Pull every line that holds the word "sessions" from the entries.

========

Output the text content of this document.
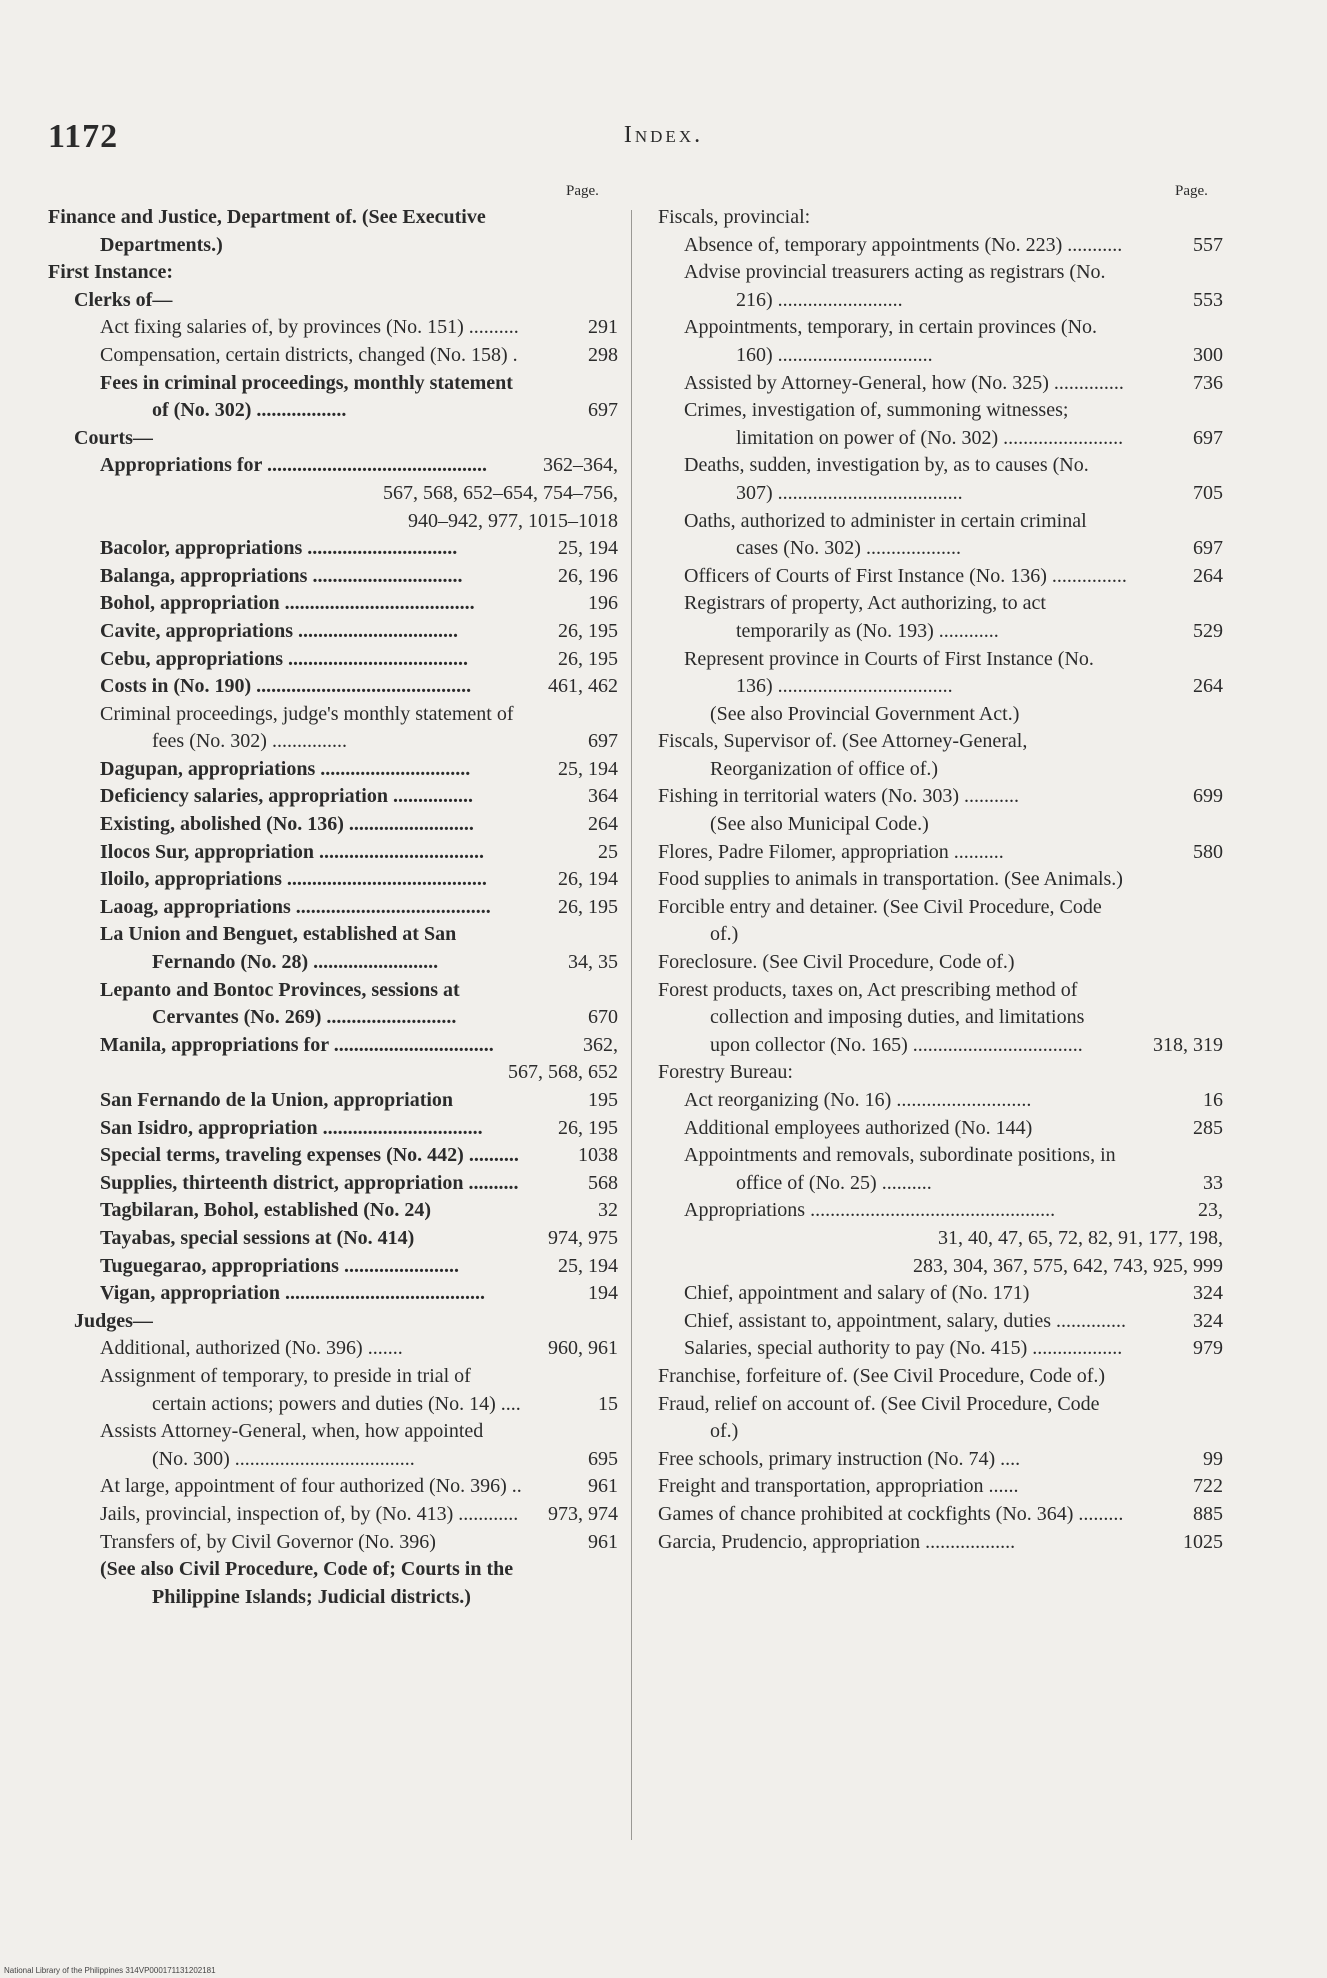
1172	Index.
Page.	Page.
Finance and Justice, Department of. (See Executive Departments.)
First Instance:
Clerks of—
Act fixing salaries of, by provinces (No. 151) ..........	291
Compensation, certain districts, changed (No. 158) .	298
Fees in criminal proceedings, monthly statement of (No. 302) ..................	697
Courts—
Appropriations for ............................................	362–364,
567, 568, 652–654, 754–756,
940–942, 977, 1015–1018
Bacolor, appropriations ..............................	25, 194
Balanga, appropriations ..............................	26, 196
Bohol, appropriation ......................................	196
Cavite, appropriations ................................	26, 195
Cebu, appropriations ....................................	26, 195
Costs in (No. 190) ...........................................	461, 462
Criminal proceedings, judge's monthly statement of fees (No. 302) ...............	697
Dagupan, appropriations ..............................	25, 194
Deficiency salaries, appropriation ................	364
Existing, abolished (No. 136) .........................	264
Ilocos Sur, appropriation .................................	25
Iloilo, appropriations ........................................	26, 194
Laoag, appropriations .......................................	26, 195
La Union and Benguet, established at San Fernando (No. 28) .........................	34, 35
Lepanto and Bontoc Provinces, sessions at Cervantes (No. 269) ..........................	670
Manila, appropriations for ................................	362,
567, 568, 652
San Fernando de la Union, appropriation	195
San Isidro, appropriation ................................	26, 195
Special terms, traveling expenses (No. 442) ..........	1038
Supplies, thirteenth district, appropriation ..........	568
Tagbilaran, Bohol, established (No. 24)	32
Tayabas, special sessions at (No. 414)	974, 975
Tuguegarao, appropriations .......................	25, 194
Vigan, appropriation ........................................	194
Judges—
Additional, authorized (No. 396) .......	960, 961
Assignment of temporary, to preside in trial of certain actions; powers and duties (No. 14) ....	15
Assists Attorney-General, when, how appointed (No. 300) ....................................	695
At large, appointment of four authorized (No. 396) ..	961
Jails, provincial, inspection of, by (No. 413) ............	973, 974
Transfers of, by Civil Governor (No. 396)	961
(See also Civil Procedure, Code of; Courts in the Philippine Islands; Judicial districts.)
Fiscals, provincial:
Absence of, temporary appointments (No. 223) ...........	557
Advise provincial treasurers acting as registrars (No. 216) .........................	553
Appointments, temporary, in certain provinces (No. 160) ...............................	300
Assisted by Attorney-General, how (No. 325) ..............	736
Crimes, investigation of, summoning witnesses; limitation on power of (No. 302) ........................	697
Deaths, sudden, investigation by, as to causes (No. 307) .....................................	705
Oaths, authorized to administer in certain criminal cases (No. 302) ...................	697
Officers of Courts of First Instance (No. 136) ...............	264
Registrars of property, Act authorizing, to act temporarily as (No. 193) ............	529
Represent province in Courts of First Instance (No. 136) ...................................	264
(See also Provincial Government Act.)
Fiscals, Supervisor of. (See Attorney-General, Reorganization of office of.)
Fishing in territorial waters (No. 303) ...........	699
(See also Municipal Code.)
Flores, Padre Filomer, appropriation ..........	580
Food supplies to animals in transportation. (See Animals.)
Forcible entry and detainer. (See Civil Procedure, Code of.)
Foreclosure. (See Civil Procedure, Code of.)
Forest products, taxes on, Act prescribing method of collection and imposing duties, and limitations upon collector (No. 165) ..................................	318, 319
Forestry Bureau:
Act reorganizing (No. 16) ...........................	16
Additional employees authorized (No. 144)	285
Appointments and removals, subordinate positions, in office of (No. 25) ..........	33
Appropriations .................................................	23,
31, 40, 47, 65, 72, 82, 91, 177, 198,
283, 304, 367, 575, 642, 743, 925, 999
Chief, appointment and salary of (No. 171)	324
Chief, assistant to, appointment, salary, duties ..............	324
Salaries, special authority to pay (No. 415) ..................	979
Franchise, forfeiture of. (See Civil Procedure, Code of.)
Fraud, relief on account of. (See Civil Procedure, Code of.)
Free schools, primary instruction (No. 74) ....	99
Freight and transportation, appropriation ......	722
Games of chance prohibited at cockfights (No. 364) .........	885
Garcia, Prudencio, appropriation ..................	1025
National Library of the Philippines 314VP000171131202181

========

> **Reply to the exercise**
Lepanto and Bontoc Provinces, sessions at Cervantes (No. 269) ..........................	670
Tayabas, special sessions at (No. 414)	974, 975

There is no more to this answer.